● **Exercise requirements**
Read the material below and tally how many lines hold the word "ραφιών", giving the number and nothing else.

A run of records
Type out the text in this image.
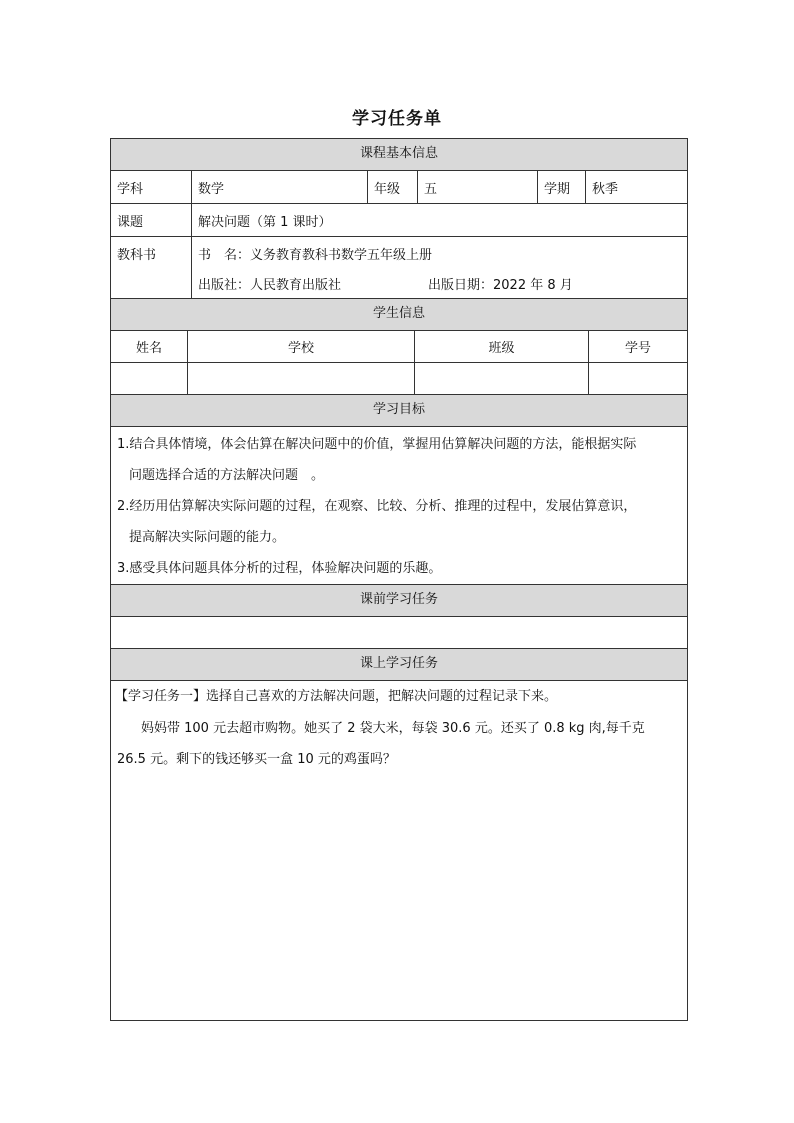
学习任务单
课程基本信息
学科	数学	年级	五	学期	秋季
课题	解决问题（第 1 课时）
教科书	书　名：义务教育教科书数学五年级上册
出版社：人民教育出版社	出版日期：2022 年 8 月
学生信息
姓名	学校	班级	学号
学习目标
1.结合具体情境，体会估算在解决问题中的价值，掌握用估算解决问题的方法，能根据实际
问题选择合适的方法解决问题　。
2.经历用估算解决实际问题的过程，在观察、比较、分析、推理的过程中，发展估算意识，
提高解决实际问题的能力。
3.感受具体问题具体分析的过程，体验解决问题的乐趣。
课前学习任务
课上学习任务
【学习任务一】选择自己喜欢的方法解决问题，把解决问题的过程记录下来。
妈妈带 100 元去超市购物。她买了 2 袋大米，每袋 30.6 元。还买了 0.8 kg 肉,每千克
26.5 元。剩下的钱还够买一盒 10 元的鸡蛋吗？
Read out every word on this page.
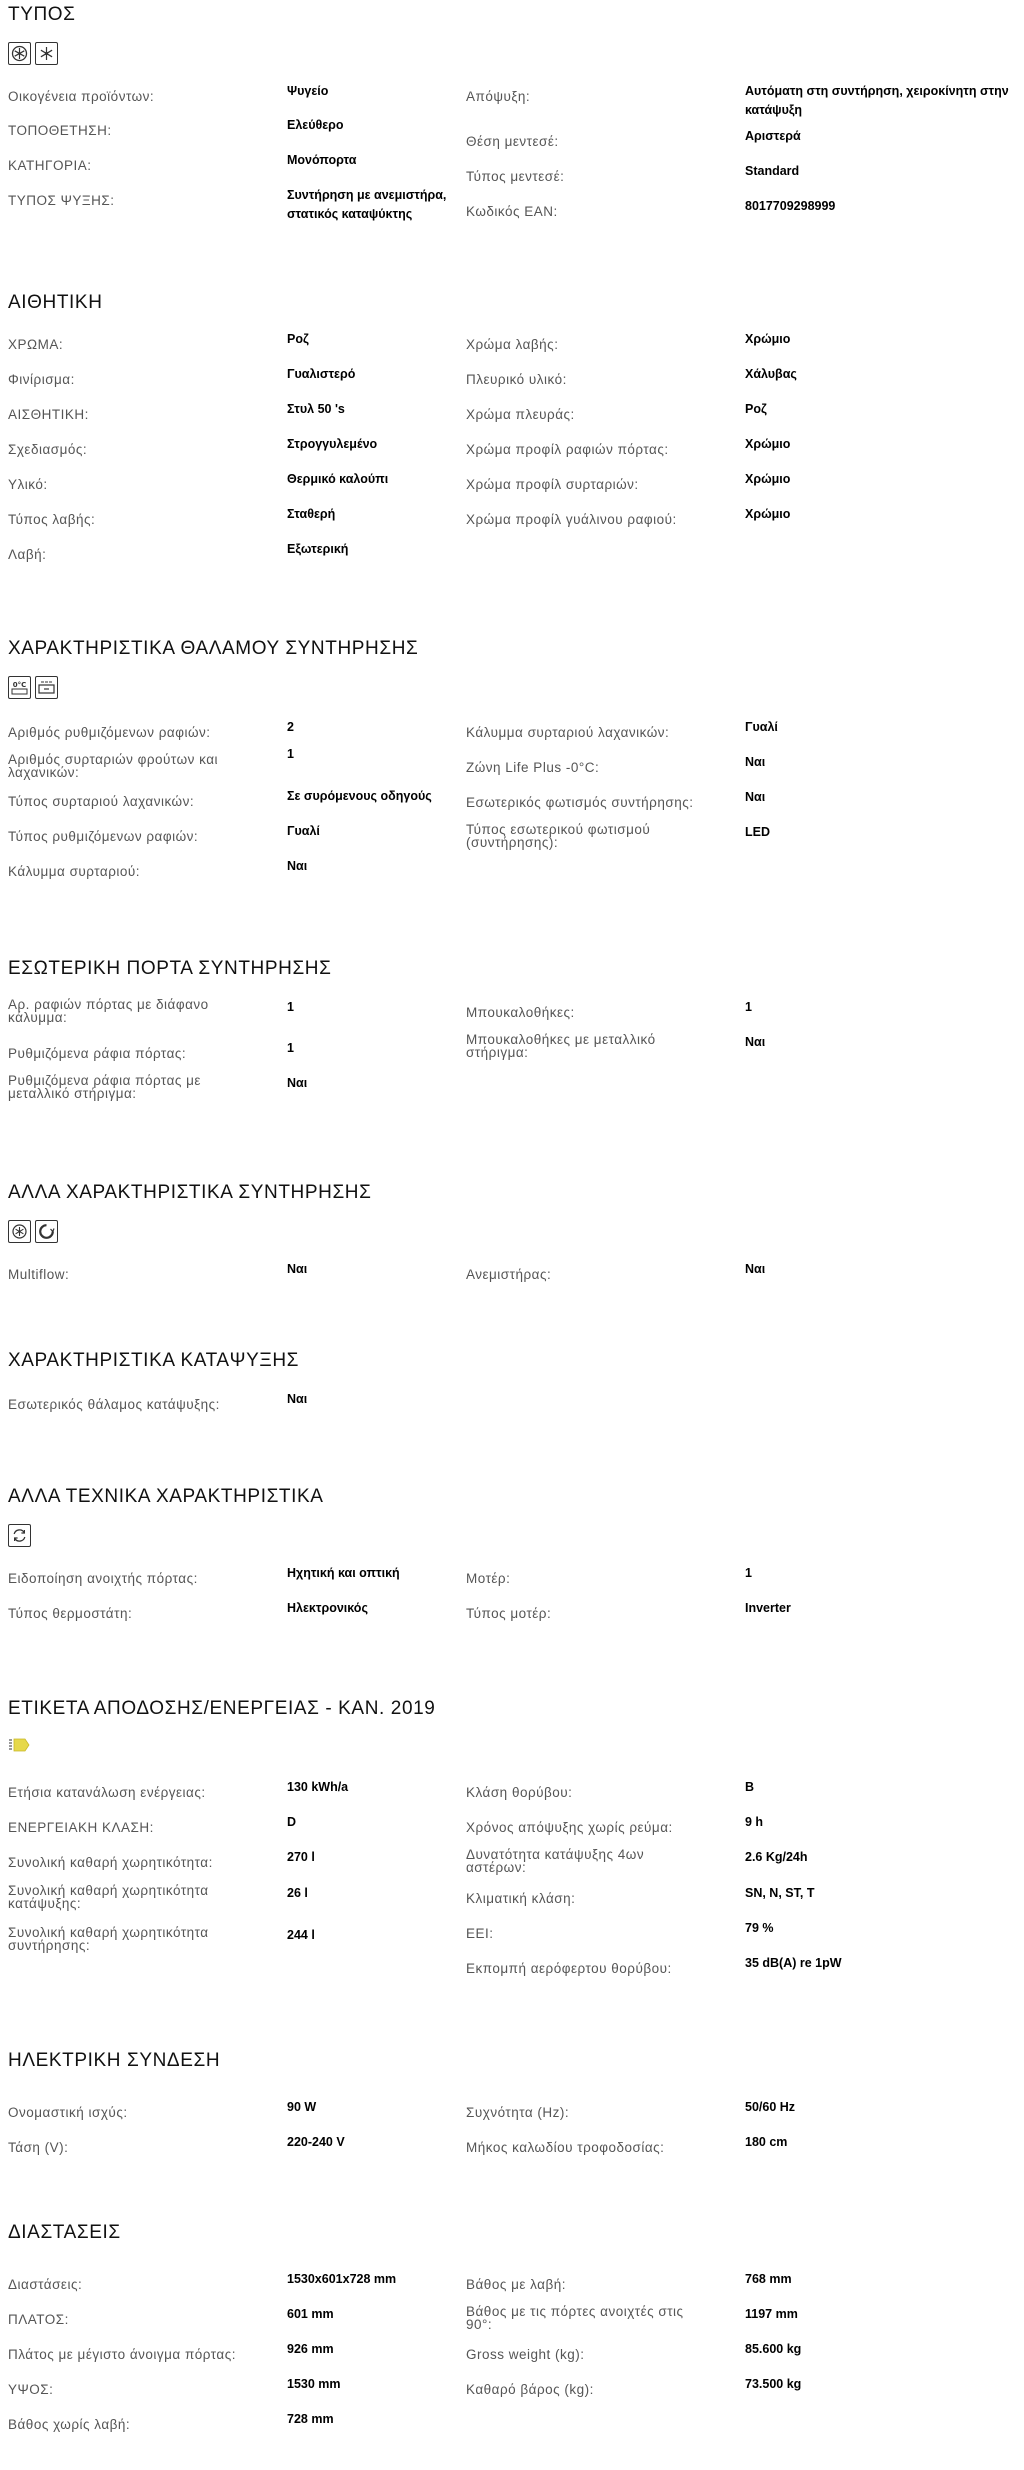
ΤΥΠΟΣ
Οικογένεια προϊόντων:	Ψυγείο
ΤΟΠΟΘΕΤΗΣΗ:	Ελεύθερο
ΚΑΤΗΓΟΡΙΑ:	Μονόπορτα
ΤΥΠΟΣ ΨΥΞΗΣ:	Συντήρηση με ανεμιστήρα, στατικός καταψύκτης
Απόψυξη:	Αυτόματη στη συντήρηση, χειροκίνητη στην κατάψυξη
Θέση μεντεσέ:	Αριστερά
Τύπος μεντεσέ:	Standard
Κωδικός EAN:	8017709298999
ΑΙΘΗΤΙΚΗ
ΧΡΩΜΑ:	Ροζ
Φινίρισμα:	Γυαλιστερό
ΑΙΣΘΗΤΙΚΗ:	Στυλ 50 's
Σχεδιασμός:	Στρογγυλεμένο
Υλικό:	Θερμικό καλούπι
Τύπος λαβής:	Σταθερή
Λαβή:	Εξωτερική
Χρώμα λαβής:	Χρώμιο
Πλευρικό υλικό:	Χάλυβας
Χρώμα πλευράς:	Ροζ
Χρώμα προφίλ ραφιών πόρτας:	Χρώμιο
Χρώμα προφίλ συρταριών:	Χρώμιο
Χρώμα προφίλ γυάλινου ραφιού:	Χρώμιο
ΧΑΡΑΚΤΗΡΙΣΤΙΚΑ ΘΑΛΑΜΟΥ ΣΥΝΤΗΡΗΣΗΣ
0°C
Αριθμός ρυθμιζόμενων ραφιών:	2
Αριθμός συρταριών φρούτων και λαχανικών:
1
Τύπος συρταριού λαχανικών:	Σε συρόμενους οδηγούς
Τύπος ρυθμιζόμενων ραφιών:	Γυαλί
Κάλυμμα συρταριού:	Ναι
Κάλυμμα συρταριού λαχανικών:	Γυαλί
Ζώνη Life Plus -0°C:	Ναι
Εσωτερικός φωτισμός συντήρησης:	Ναι
Τύπος εσωτερικού φωτισμού (συντήρησης):
LED
ΕΣΩΤΕΡΙΚΗ ΠΟΡΤΑ ΣΥΝΤΗΡΗΣΗΣ
Αρ. ραφιών πόρτας με διάφανο κάλυμμα:
1
Ρυθμιζόμενα ράφια πόρτας:	1
Ρυθμιζόμενα ράφια πόρτας με μεταλλικό στήριγμα:
Ναι
Μπουκαλοθήκες:	1
Μπουκαλοθήκες με μεταλλικό στήριγμα:
Ναι
ΑΛΛΑ ΧΑΡΑΚΤΗΡΙΣΤΙΚΑ ΣΥΝΤΗΡΗΣΗΣ
Multiflow:	Ναι	Ανεμιστήρας:	Ναι
ΧΑΡΑΚΤΗΡΙΣΤΙΚΑ ΚΑΤΑΨΥΞΗΣ
Εσωτερικός θάλαμος κατάψυξης:	Ναι
ΑΛΛΑ ΤΕΧΝΙΚΑ ΧΑΡΑΚΤΗΡΙΣΤΙΚΑ
Ειδοποίηση ανοιχτής πόρτας:	Ηχητική και οπτική
Τύπος θερμοστάτη:	Ηλεκτρονικός
Μοτέρ:	1
Τύπος μοτέρ:	Inverter
ΕΤΙΚΕΤΑ ΑΠΟΔΟΣΗΣ/ΕΝΕΡΓΕΙΑΣ - ΚΑΝ. 2019
Ετήσια κατανάλωση ενέργειας:	130 kWh/a
ΕΝΕΡΓΕΙΑΚΗ ΚΛΑΣΗ:	D
Συνολική καθαρή χωρητικότητα:	270 l
Συνολική καθαρή χωρητικότητα κατάψυξης:
26 l
Συνολική καθαρή χωρητικότητα συντήρησης:
244 l
Κλάση θορύβου:	B
Χρόνος απόψυξης χωρίς ρεύμα:	9 h
Δυνατότητα κατάψυξης 4ων αστέρων:
2.6 Kg/24h
Κλιματική κλάση:	SN, N, ST, T
EEI:	79 %
Εκπομπή αερόφερτου θορύβου:	35 dB(A) re 1pW
ΗΛΕΚΤΡΙΚΗ ΣΥΝΔΕΣΗ
Ονομαστική ισχύς:	90 W
Τάση (V):	220-240 V
Συχνότητα (Hz):	50/60 Hz
Μήκος καλωδίου τροφοδοσίας:	180 cm
ΔΙΑΣΤΑΣΕΙΣ
Διαστάσεις:	1530x601x728 mm
ΠΛΑΤΟΣ:	601 mm
Πλάτος με μέγιστο άνοιγμα πόρτας:	926 mm
ΥΨΟΣ:	1530 mm
Βάθος χωρίς λαβή:	728 mm
Βάθος με λαβή:	768 mm
Βάθος με τις πόρτες ανοιχτές στις 90°:
1197 mm
Gross weight (kg):	85.600 kg
Καθαρό βάρος (kg):	73.500 kg
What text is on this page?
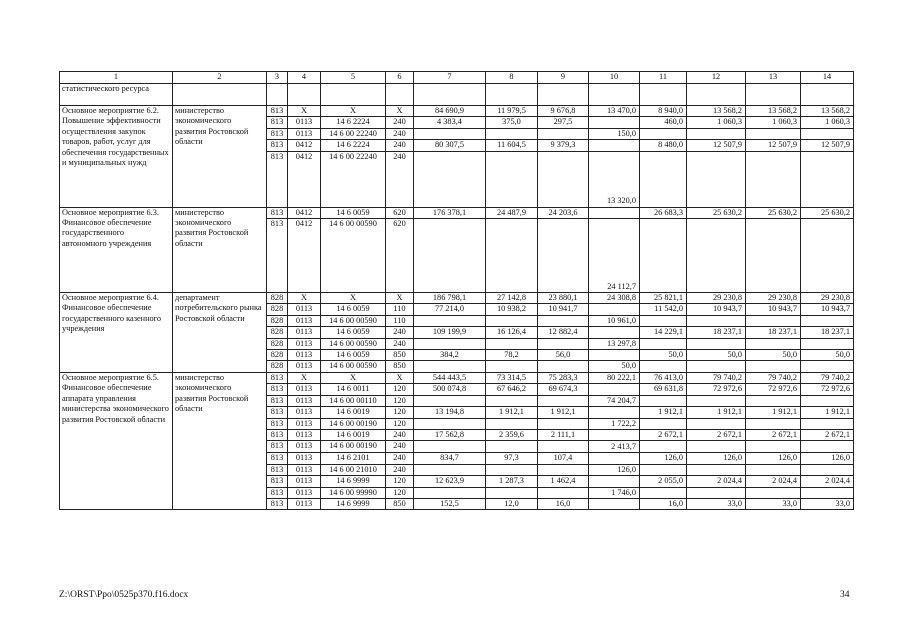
1	2	3	4	5	6	7	8	9	10	11	12	13	14
статистического ресурса													
Основное мероприятие 6.2. Повышение эффективности осуществления закупок товаров, работ, услуг для обеспечения государственных и муниципальных нужд	министерство экономического развития Ростовской области	813	X	X	X	84 690,9	11 979,5	9 676,8	13 470,0	8 940,0	13 568,2	13 568,2	13 568,2
		813	0113	14 6 2224	240	4 383,4	375,0	297,5		460,0	1 060,3	1 060,3	1 060,3
		813	0113	14 6 00 22240	240				150,0				
		813	0412	14 6 2224	240	80 307,5	11 604,5	9 379,3		8 480,0	12 507,9	12 507,9	12 507,9
		813	0412	14 6 00 22240	240				13 320,0				
Основное мероприятие 6.3. Финансовое обеспечение государственного автономного учреждения	министерство экономического развития Ростовской области	813	0412	14 6 0059	620	176 378,1	24 487,9	24 203,6		26 683,3	25 630,2	25 630,2	25 630,2
		813	0412	14 6 00 00590	620				24 112,7				
Основное мероприятие 6.4. Финансовое обеспечение государственного казенного учреждения	департамент потребительского рынка Ростовской области	828	X	X	X	186 798,1	27 142,8	23 880,1	24 308,8	25 821,1	29 230,8	29 230,8	29 230,8
		828	0113	14 6 0059	110	77 214,0	10 938,2	10 941,7		11 542,0	10 943,7	10 943,7	10 943,7
		828	0113	14 6 00 00590	110				10 961,0				
		828	0113	14 6 0059	240	109 199,9	16 126,4	12 882,4		14 229,1	18 237,1	18 237,1	18 237,1
		828	0113	14 6 00 00590	240				13 297,8				
		828	0113	14 6 0059	850	384,2	78,2	56,0		50,0	50,0	50,0	50,0
		828	0113	14 6 00 00590	850				50,0				
Основное мероприятие 6.5. Финансовое обеспечение аппарата управления министерства экономического развития Ростовской области	министерство экономического развития Ростовской области	813	X	X	X	544 443,5	73 314,5	75 283,3	80 222,1	76 413,0	79 740,2	79 740,2	79 740,2
		813	0113	14 6 0011	120	500 074,8	67 646,2	69 674,3		69 631,8	72 972,6	72 972,6	72 972,6
		813	0113	14 6 00 00110	120				74 204,7				
		813	0113	14 6 0019	120	13 194,8	1 912,1	1 912,1		1 912,1	1 912,1	1 912,1	1 912,1
		813	0113	14 6 00 00190	120				1 722,2				
		813	0113	14 6 0019	240	17 562,8	2 359,6	2 111,1		2 672,1	2 672,1	2 672,1	2 672,1
		813	0113	14 6 00 00190	240				2 413,7				
		813	0113	14 6 2101	240	834,7	97,3	107,4		126,0	126,0	126,0	126,0
		813	0113	14 6 00 21010	240				126,0				
		813	0113	14 6 9999	120	12 623,9	1 287,3	1 462,4		2 055,0	2 024,4	2 024,4	2 024,4
		813	0113	14 6 00 99990	120				1 746,0				
		813	0113	14 6 9999	850	152,5	12,0	16,0		16,0	33,0	33,0	33,0
Z:\ORST\Ppo\0525p370.f16.docx	34
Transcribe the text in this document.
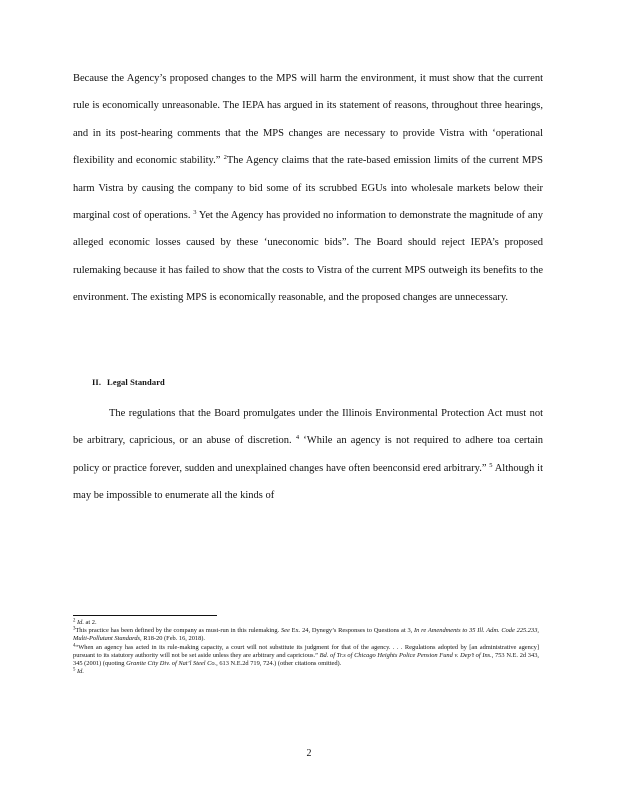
Because the Agency’s proposed changes to the MPS will harm the environment, it must show that the current rule is economically unreasonable. The IEPA has argued in its statement of reasons, throughout three hearings, and in its post-hearing comments that the MPS changes are necessary to provide Vistra with ‘operational flexibility and economic stability.” $^2$The Agency claims that the rate-based emission limits of the current MPS harm Vistra by causing the company to bid some of its scrubbed EGUs into wholesale markets below their marginal cost of operations. $^3$ Yet the Agency has provided no information to demonstrate the magnitude of any alleged economic losses caused by these ‘uneconomic bids”. The Board should reject IEPA’s proposed rulemaking because it has failed to show that the costs to Vistra of the current MPS outweigh its benefits to the environment. The existing MPS is economically reasonable, and the proposed changes are unnecessary.

II. Legal Standard

The regulations that the Board promulgates under the Illinois Environmental Protection Act must not be arbitrary, capricious, or an abuse of discretion. $^4$ ‘While an agency is not required to adhere toa certain policy or practice forever, sudden and unexplained changes have often beenconsid ered arbitrary.” $^5$ Although it may be impossible to enumerate all the kinds of

$^2$ Id. at 2.

$^3$This practice has been defined by the company as must-run in this rulemaking. See Ex. 24, Dynegy’s Responses to Questions at 3, In re Amendments to 35 Ill. Adm. Code 225.233, Multi-Pollutant Standards, R18-20 (Feb. 16, 2018).

$^4$“When an agency has acted in its rule-making capacity, a court will not substitute its judgment for that of the agency. . . . Regulations adopted by [an administrative agency] pursuant to its statutory authority will not be set aside unless they are arbitrary and capricious.” Bd. of Tr.s of Chicago Heights Police Pension Fund v. Dep’t of Ins., 753 N.E. 2d 343, 345 (2001) (quoting Granite City Div. of Nat’l Steel Co., 613 N.E.2d 719, 724.) (other citations omitted).

$^5$ Id.

2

● **Answer below**
4